◆ **DATA SUPPLIED**
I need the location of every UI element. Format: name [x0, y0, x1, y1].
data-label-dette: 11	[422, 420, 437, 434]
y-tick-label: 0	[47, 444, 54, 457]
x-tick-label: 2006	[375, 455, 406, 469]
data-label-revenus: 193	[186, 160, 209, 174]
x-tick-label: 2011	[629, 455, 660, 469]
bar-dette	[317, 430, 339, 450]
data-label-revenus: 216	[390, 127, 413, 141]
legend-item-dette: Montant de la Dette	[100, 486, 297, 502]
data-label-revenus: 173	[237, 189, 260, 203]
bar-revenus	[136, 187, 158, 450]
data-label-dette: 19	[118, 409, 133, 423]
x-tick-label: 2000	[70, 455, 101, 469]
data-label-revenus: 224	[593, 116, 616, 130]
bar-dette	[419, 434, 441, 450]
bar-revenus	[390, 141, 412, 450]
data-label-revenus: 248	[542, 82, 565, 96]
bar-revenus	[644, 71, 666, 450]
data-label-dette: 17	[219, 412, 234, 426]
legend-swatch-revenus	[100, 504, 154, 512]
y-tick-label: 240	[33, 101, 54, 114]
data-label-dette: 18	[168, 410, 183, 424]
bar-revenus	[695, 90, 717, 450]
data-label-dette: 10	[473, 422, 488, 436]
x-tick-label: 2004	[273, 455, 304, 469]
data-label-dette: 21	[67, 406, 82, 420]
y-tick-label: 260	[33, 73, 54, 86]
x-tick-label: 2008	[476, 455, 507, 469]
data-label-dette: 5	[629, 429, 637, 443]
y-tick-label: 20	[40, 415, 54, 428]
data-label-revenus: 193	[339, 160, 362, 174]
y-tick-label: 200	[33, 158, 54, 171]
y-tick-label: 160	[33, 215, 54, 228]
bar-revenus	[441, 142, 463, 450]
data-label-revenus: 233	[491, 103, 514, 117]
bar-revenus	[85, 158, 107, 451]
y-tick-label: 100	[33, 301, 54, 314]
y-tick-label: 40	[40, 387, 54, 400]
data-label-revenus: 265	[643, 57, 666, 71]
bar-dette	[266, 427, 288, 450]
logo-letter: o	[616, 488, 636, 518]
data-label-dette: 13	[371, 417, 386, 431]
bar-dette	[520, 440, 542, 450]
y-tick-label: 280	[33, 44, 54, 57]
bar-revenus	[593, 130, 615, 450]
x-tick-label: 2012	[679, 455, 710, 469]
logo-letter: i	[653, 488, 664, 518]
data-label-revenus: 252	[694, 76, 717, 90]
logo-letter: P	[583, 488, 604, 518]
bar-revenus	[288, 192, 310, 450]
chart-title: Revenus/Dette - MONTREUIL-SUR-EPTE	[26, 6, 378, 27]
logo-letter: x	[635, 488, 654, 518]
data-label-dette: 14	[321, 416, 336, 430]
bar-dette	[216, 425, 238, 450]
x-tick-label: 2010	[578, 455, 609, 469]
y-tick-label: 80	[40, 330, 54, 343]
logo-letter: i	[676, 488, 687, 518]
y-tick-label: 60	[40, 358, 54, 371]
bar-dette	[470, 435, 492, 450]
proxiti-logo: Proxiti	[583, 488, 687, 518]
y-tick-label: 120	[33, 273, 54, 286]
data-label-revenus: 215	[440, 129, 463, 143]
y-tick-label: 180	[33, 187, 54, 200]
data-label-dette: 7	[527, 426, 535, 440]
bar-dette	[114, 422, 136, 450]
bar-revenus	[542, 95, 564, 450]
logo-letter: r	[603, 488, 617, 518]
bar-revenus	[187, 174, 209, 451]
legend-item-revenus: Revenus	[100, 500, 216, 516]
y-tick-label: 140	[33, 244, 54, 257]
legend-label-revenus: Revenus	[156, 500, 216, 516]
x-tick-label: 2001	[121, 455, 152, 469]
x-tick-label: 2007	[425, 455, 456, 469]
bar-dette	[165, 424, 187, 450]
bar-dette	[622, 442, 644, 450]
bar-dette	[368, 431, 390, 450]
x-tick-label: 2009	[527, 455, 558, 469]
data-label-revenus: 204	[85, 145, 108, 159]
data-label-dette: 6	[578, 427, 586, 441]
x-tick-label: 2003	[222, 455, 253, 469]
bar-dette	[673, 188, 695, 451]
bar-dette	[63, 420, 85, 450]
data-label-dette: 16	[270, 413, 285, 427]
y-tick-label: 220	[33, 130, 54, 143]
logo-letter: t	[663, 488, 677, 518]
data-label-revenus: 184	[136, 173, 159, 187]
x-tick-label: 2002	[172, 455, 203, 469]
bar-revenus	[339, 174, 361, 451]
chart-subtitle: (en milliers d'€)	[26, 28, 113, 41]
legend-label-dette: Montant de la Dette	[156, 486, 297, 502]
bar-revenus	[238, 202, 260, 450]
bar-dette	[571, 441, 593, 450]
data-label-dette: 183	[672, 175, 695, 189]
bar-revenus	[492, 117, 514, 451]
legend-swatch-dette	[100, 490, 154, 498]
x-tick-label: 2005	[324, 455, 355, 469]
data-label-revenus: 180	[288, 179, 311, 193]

◆ **PROBLEM DESCRIPTION**
Render every line above as a JSON array of strings, one string per line, omitting blank lines.

◆ **IN RESPONSE**
[
  "I need the location of every UI element. Format: name [x0, y0, x1, y1].",
  "data-label-dette: 11\t[422, 420, 437, 434]",
  "y-tick-label: 0\t[47, 444, 54, 457]",
  "x-tick-label: 2006\t[375, 455, 406, 469]",
  "data-label-revenus: 193\t[186, 160, 209, 174]",
  "x-tick-label: 2011\t[629, 455, 660, 469]",
  "bar-dette\t[317, 430, 339, 450]",
  "data-label-revenus: 216\t[390, 127, 413, 141]",
  "legend-item-dette: Montant de la Dette\t[100, 486, 297, 502]",
  "data-label-revenus: 173\t[237, 189, 260, 203]",
  "bar-revenus\t[136, 187, 158, 450]",
  "data-label-dette: 19\t[118, 409, 133, 423]",
  "x-tick-label: 2000\t[70, 455, 101, 469]",
  "data-label-revenus: 224\t[593, 116, 616, 130]",
  "bar-dette\t[419, 434, 441, 450]",
  "bar-revenus\t[390, 141, 412, 450]",
  "data-label-revenus: 248\t[542, 82, 565, 96]",
  "bar-revenus\t[644, 71, 666, 450]",
  "data-label-dette: 17\t[219, 412, 234, 426]",
  "legend-swatch-revenus\t[100, 504, 154, 512]",
  "y-tick-label: 240\t[33, 101, 54, 114]",
  "data-label-dette: 18\t[168, 410, 183, 424]",
  "bar-revenus\t[695, 90, 717, 450]",
  "data-label-dette: 10\t[473, 422, 488, 436]",
  "x-tick-label: 2004\t[273, 455, 304, 469]",
  "data-label-dette: 21\t[67, 406, 82, 420]",
  "y-tick-label: 260\t[33, 73, 54, 86]",
  "x-tick-label: 2008\t[476, 455, 507, 469]",
  "data-label-dette: 5\t[629, 429, 637, 443]",
  "y-tick-label: 20\t[40, 415, 54, 428]",
  "data-label-revenus: 193\t[339, 160, 362, 174]",
  "y-tick-label: 200\t[33, 158, 54, 171]",
  "y-tick-label: 160\t[33, 215, 54, 228]",
  "bar-revenus\t[441, 142, 463, 450]",
  "data-label-revenus: 233\t[491, 103, 514, 117]",
  "bar-revenus\t[85, 158, 107, 451]",
  "y-tick-label: 100\t[33, 301, 54, 314]",
  "y-tick-label: 40\t[40, 387, 54, 400]",
  "data-label-revenus: 265\t[643, 57, 666, 71]",
  "bar-dette\t[266, 427, 288, 450]",
  "logo-letter: o\t[616, 488, 636, 518]",
  "data-label-dette: 13\t[371, 417, 386, 431]",
  "bar-dette\t[520, 440, 542, 450]",
  "y-tick-label: 280\t[33, 44, 54, 57]",
  "bar-revenus\t[593, 130, 615, 450]",
  "x-tick-label: 2012\t[679, 455, 710, 469]",
  "logo-letter: i\t[653, 488, 664, 518]",
  "data-label-revenus: 252\t[694, 76, 717, 90]",
  "logo-letter: P\t[583, 488, 604, 518]",
  "bar-revenus\t[288, 192, 310, 450]",
  "chart-title: Revenus/Dette - MONTREUIL-SUR-EPTE\t[26, 6, 378, 27]",
  "logo-letter: x\t[635, 488, 654, 518]",
  "data-label-dette: 14\t[321, 416, 336, 430]",
  "bar-dette\t[216, 425, 238, 450]",
  "x-tick-label: 2010\t[578, 455, 609, 469]",
  "y-tick-label: 80\t[40, 330, 54, 343]",
  "logo-letter: i\t[676, 488, 687, 518]",
  "y-tick-label: 60\t[40, 358, 54, 371]",
  "bar-dette\t[470, 435, 492, 450]",
  "proxiti-logo: Proxiti\t[583, 488, 687, 518]",
  "y-tick-label: 120\t[33, 273, 54, 286]",
  "data-label-revenus: 215\t[440, 129, 463, 143]",
  "y-tick-label: 180\t[33, 187, 54, 200]",
  "data-label-dette: 7\t[527, 426, 535, 440]",
  "bar-dette\t[114, 422, 136, 450]",
  "bar-revenus\t[542, 95, 564, 450]",
  "logo-letter: r\t[603, 488, 617, 518]",
  "bar-revenus\t[187, 174, 209, 451]",
  "legend-item-revenus: Revenus\t[100, 500, 216, 516]",
  "y-tick-label: 140\t[33, 244, 54, 257]",
  "legend-label-revenus: Revenus\t[156, 500, 216, 516]",
  "x-tick-label: 2001\t[121, 455, 152, 469]",
  "x-tick-label: 2007\t[425, 455, 456, 469]",
  "bar-dette\t[165, 424, 187, 450]",
  "bar-dette\t[622, 442, 644, 450]",
  "bar-dette\t[368, 431, 390, 450]",
  "x-tick-label: 2009\t[527, 455, 558, 469]",
  "data-label-revenus: 204\t[85, 145, 108, 159]",
  "data-label-dette: 6\t[578, 427, 586, 441]",
  "x-tick-label: 2003\t[222, 455, 253, 469]",
  "bar-dette\t[673, 188, 695, 451]",
  "bar-dette\t[63, 420, 85, 450]",
  "data-label-dette: 16\t[270, 413, 285, 427]",
  "y-tick-label: 220\t[33, 130, 54, 143]",
  "logo-letter: t\t[663, 488, 677, 518]",
  "data-label-revenus: 184\t[136, 173, 159, 187]",
  "x-tick-label: 2002\t[172, 455, 203, 469]",
  "bar-revenus\t[339, 174, 361, 451]",
  "chart-subtitle: (en milliers d'€)\t[26, 28, 113, 41]",
  "legend-label-dette: Montant de la Dette\t[156, 486, 297, 502]",
  "bar-revenus\t[238, 202, 260, 450]",
  "bar-dette\t[571, 441, 593, 450]",
  "data-label-dette: 183\t[672, 175, 695, 189]",
  "bar-revenus\t[492, 117, 514, 451]",
  "legend-swatch-dette\t[100, 490, 154, 498]",
  "x-tick-label: 2005\t[324, 455, 355, 469]",
  "data-label-revenus: 180\t[288, 179, 311, 193]"
]